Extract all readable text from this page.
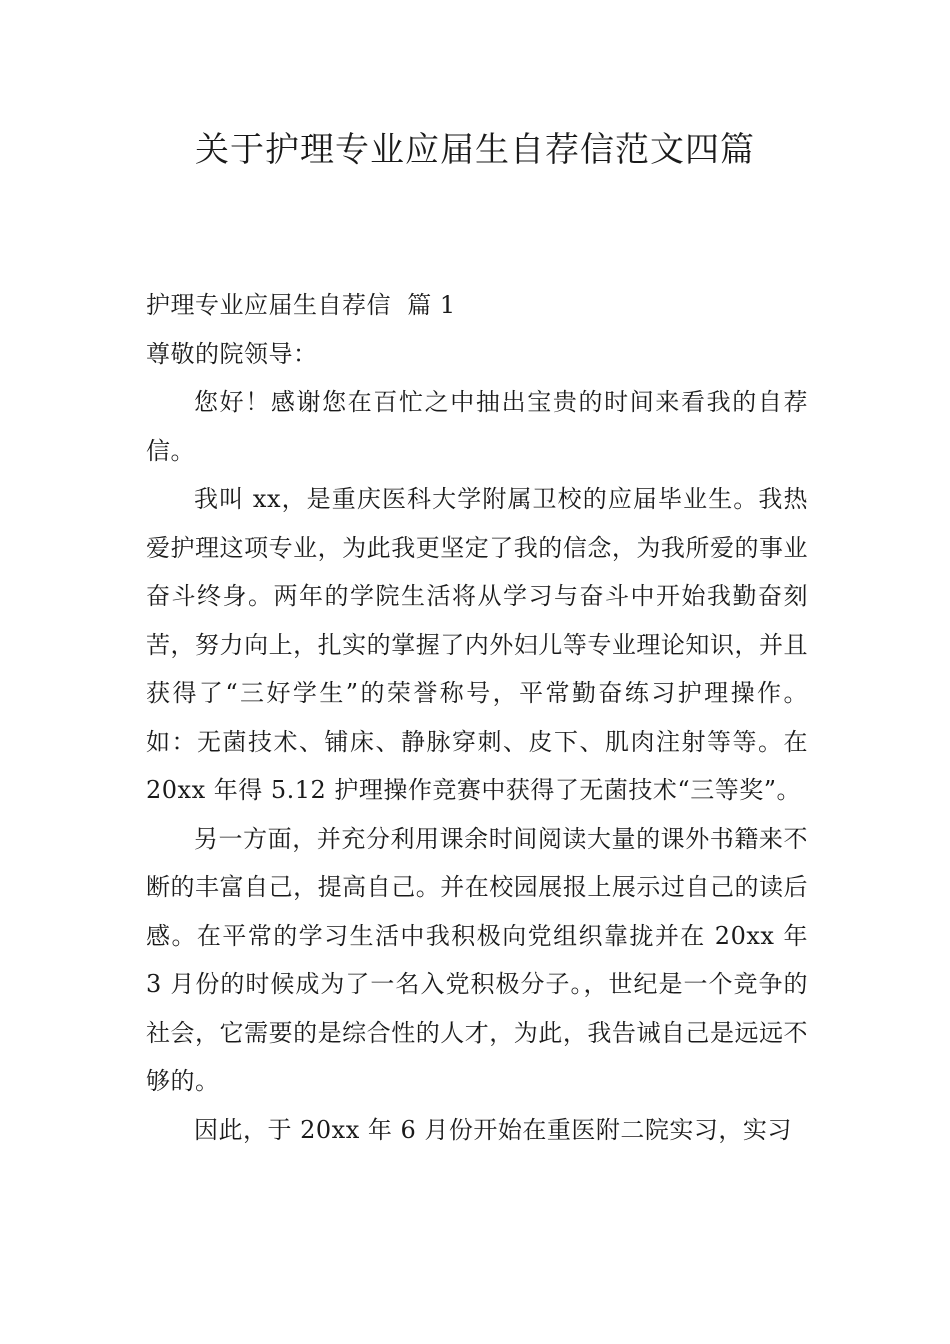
关于护理专业应届生自荐信范文四篇

护理专业应届生自荐信  篇 1

尊敬的院领导：

您好！感谢您在百忙之中抽出宝贵的时间来看我的自荐信。

我叫 xx，是重庆医科大学附属卫校的应届毕业生。我热爱护理这项专业，为此我更坚定了我的信念，为我所爱的事业奋斗终身。两年的学院生活将从学习与奋斗中开始我勤奋刻苦，努力向上，扎实的掌握了内外妇儿等专业理论知识，并且获得了“三好学生”的荣誉称号，平常勤奋练习护理操作。如：无菌技术、铺床、静脉穿刺、皮下、肌肉注射等等。在 20xx 年得 5.12 护理操作竞赛中获得了无菌技术“三等奖”。

另一方面，并充分利用课余时间阅读大量的课外书籍来不断的丰富自己，提高自己。并在校园展报上展示过自己的读后感。在平常的学习生活中我积极向党组织靠拢并在 20xx 年 3 月份的时候成为了一名入党积极分子。，世纪是一个竞争的社会，它需要的是综合性的人才，为此，我告诫自己是远远不够的。

因此，于 20xx 年 6 月份开始在重医附二院实习，实习
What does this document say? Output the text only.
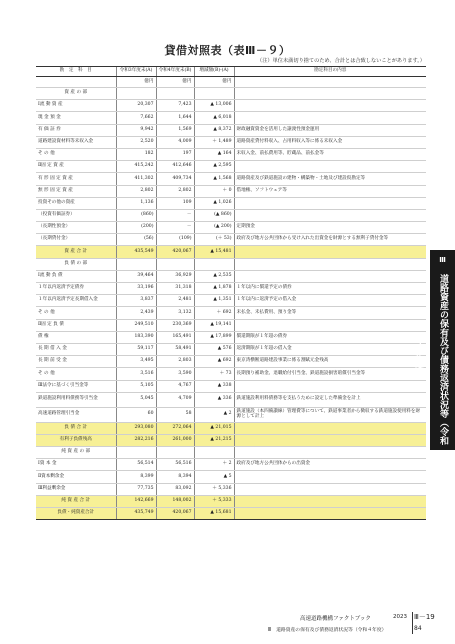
貸借対照表（表Ⅲ－９）
（注）単位未満切り捨てのため、合計とは合致しないことがあります。）
勘　定　科　目	令和3年度末(A)	令和4年度末(B)	増減額(B)-(A)	勘定科目の内容
	億円	億円	億円	
資 産 の 部				
Ⅰ流 動 資 産	20,307	7,423	▲ 13,006	
現 金 預 金	7,662	1,644	▲ 6,018	
有 価 証 券	9,942	1,569	▲ 8,372	財政融資資金を活用した譲渡性預金運用
道路建設資材料等未収入金	2,520	4,009	＋ 1,489	道路資産貸付料収入、占用料収入等に係る未収入金
そ の 他	182	197	▲ 164	未収入金、前払費用等、貯蔵品、前払金等
Ⅱ固 定 資 産	415,242	412,646	▲ 2,595	
有 形 固 定 資 産	411,302	409,734	▲ 1,568	道路資産及び鉄道施設の建物・構築物・土地及び建設仮勘定等
無 形 固 定 資 産	2,802	2,802	＋ 0	借地権、ソフトウェア等
投資その他の資産	1,136	109	▲ 1,026	
（投資有価証券）	(860)	－	(▲ 860)	
（長期性預金）	(200)	－	(▲ 200)	定期預金
（長期貸付金）	(56)	(109)	(＋ 53)	政府及び地方公共団体から受け入れた出資金を財源とする無利子貸付金等
資 産 合 計	435,549	420,067	▲ 15,481	
負 債 の 部				
Ⅰ流 動 負 債	39,464	36,929	▲ 2,535	
１年以内返済予定債券	33,196	31,318	▲ 1,878	１年以内に償還予定の債券
１年以内返済予定長期借入金	3,837	2,481	▲ 1,351	１年以内に返済予定の借入金
そ の 他	2,439	3,132	＋ 692	未払金、未払費用、預り金等
Ⅱ固 定 負 債	249,510	230,369	▲ 19,141	
債 権	183,390	165,491	▲ 17,899	償還期限が１年超の債券
長 期 借 入 金	59,117	58,491	▲ 576	返済期限が１年超の借入金
長 期 前 受 金	3,495	2,803	▲ 692	東京湾横断道路建設事業に係る割賦元金残高
そ の 他	3,516	3,590	＋ 73	長期預り補助金、退職給付引当金、鉄道施設損害賠償引当金等
Ⅲ法令に基づく引当金等	5,105	4,767	▲ 338	
鉄道施設利用料債務等引当金	5,045	4,709	▲ 336	鉄道施設利用料債務等を支払うために設定した準備金を計上
高速道路管理引当金	60	58	▲ 2	鉄道施設（本四備讃線）管理費等について、鉄道事業者から徴収する鉄道施設使用料を財源として計上
負 債 合 計	293,080	272,064	▲ 21,015	
有利子負債残高	282,216	261,000	▲ 21,215	
純 資 産 の 部				
Ⅰ資 本 金	56,514	56,516	＋ 2	政府及び地方公共団体からの出資金
Ⅱ資本剰余金	8,399	8,394	▲ 5	
Ⅲ利益剰余金	77,735	83,092	＋ 5,336	
純 資 産 合 計	142,669	148,002	＋ 5,333	
負債・純資産合計	435,749	420,067	▲ 15,681	
Ⅲ
道路資産の保有及び債務返済状況等（令和４年度）
高速道路機構ファクトブック	2023 Ⅲ－19
Ⅲ　道路資産の保有及び債務返済状況等（令和４年度）	84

■ Your goal
Write out every record above exactly as it stands, but leave out the pictures.

■ Complete answer
Extract all readable text from this page.
关于护理专业应届生自荐信范文四篇

护理专业应届生自荐信  篇 1

尊敬的院领导：

您好！感谢您在百忙之中抽出宝贵的时间来看我的自荐信。

我叫 xx，是重庆医科大学附属卫校的应届毕业生。我热爱护理这项专业，为此我更坚定了我的信念，为我所爱的事业奋斗终身。两年的学院生活将从学习与奋斗中开始我勤奋刻苦，努力向上，扎实的掌握了内外妇儿等专业理论知识，并且获得了“三好学生”的荣誉称号，平常勤奋练习护理操作。如：无菌技术、铺床、静脉穿刺、皮下、肌肉注射等等。在 20xx 年得 5.12 护理操作竞赛中获得了无菌技术“三等奖”。

另一方面，并充分利用课余时间阅读大量的课外书籍来不断的丰富自己，提高自己。并在校园展报上展示过自己的读后感。在平常的学习生活中我积极向党组织靠拢并在 20xx 年 3 月份的时候成为了一名入党积极分子。，世纪是一个竞争的社会，它需要的是综合性的人才，为此，我告诫自己是远远不够的。

因此，于 20xx 年 6 月份开始在重医附二院实习，实习
What does this document say? Output the text only.
貸借対照表（表Ⅲ－９）
（注）単位未満切り捨てのため、合計とは合致しないことがあります。）
勘　定　科　目	令和3年度末(A)	令和4年度末(B)	増減額(B)-(A)	勘定科目の内容
	億円	億円	億円	
資 産 の 部				
Ⅰ流 動 資 産	20,307	7,423	▲ 13,006	
現 金 預 金	7,662	1,644	▲ 6,018	
有 価 証 券	9,942	1,569	▲ 8,372	財政融資資金を活用した譲渡性預金運用
道路建設資材料等未収入金	2,520	4,009	＋ 1,489	道路資産貸付料収入、占用料収入等に係る未収入金
そ の 他	182	197	▲ 164	未収入金、前払費用等、貯蔵品、前払金等
Ⅱ固 定 資 産	415,242	412,646	▲ 2,595	
有 形 固 定 資 産	411,302	409,734	▲ 1,568	道路資産及び鉄道施設の建物・構築物・土地及び建設仮勘定等
無 形 固 定 資 産	2,802	2,802	＋ 0	借地権、ソフトウェア等
投資その他の資産	1,136	109	▲ 1,026	
（投資有価証券）	(860)	－	(▲ 860)	
（長期性預金）	(200)	－	(▲ 200)	定期預金
（長期貸付金）	(56)	(109)	(＋ 53)	政府及び地方公共団体から受け入れた出資金を財源とする無利子貸付金等
資 産 合 計	435,549	420,067	▲ 15,481	
負 債 の 部				
Ⅰ流 動 負 債	39,464	36,929	▲ 2,535	
１年以内返済予定債券	33,196	31,318	▲ 1,878	１年以内に償還予定の債券
１年以内返済予定長期借入金	3,837	2,481	▲ 1,351	１年以内に返済予定の借入金
そ の 他	2,439	3,132	＋ 692	未払金、未払費用、預り金等
Ⅱ固 定 負 債	249,510	230,369	▲ 19,141	
債 権	183,390	165,491	▲ 17,899	償還期限が１年超の債券
長 期 借 入 金	59,117	58,491	▲ 576	返済期限が１年超の借入金
長 期 前 受 金	3,495	2,803	▲ 692	東京湾横断道路建設事業に係る割賦元金残高
そ の 他	3,516	3,590	＋ 73	長期預り補助金、退職給付引当金、鉄道施設損害賠償引当金等
Ⅲ法令に基づく引当金等	5,105	4,767	▲ 338	
鉄道施設利用料債務等引当金	5,045	4,709	▲ 336	鉄道施設利用料債務等を支払うために設定した準備金を計上
高速道路管理引当金	60	58	▲ 2	鉄道施設（本四備讃線）管理費等について、鉄道事業者から徴収する鉄道施設使用料を財源として計上
負 債 合 計	293,080	272,064	▲ 21,015	
有利子負債残高	282,216	261,000	▲ 21,215	
純 資 産 の 部				
Ⅰ資 本 金	56,514	56,516	＋ 2	政府及び地方公共団体からの出資金
Ⅱ資本剰余金	8,399	8,394	▲ 5	
Ⅲ利益剰余金	77,735	83,092	＋ 5,336	
純 資 産 合 計	142,669	148,002	＋ 5,333	
負債・純資産合計	435,749	420,067	▲ 15,681	
Ⅲ
道路資産の保有及び債務返済状況等（令和４年度）
高速道路機構ファクトブック	2023 Ⅲ－19
Ⅲ　道路資産の保有及び債務返済状況等（令和４年度）	84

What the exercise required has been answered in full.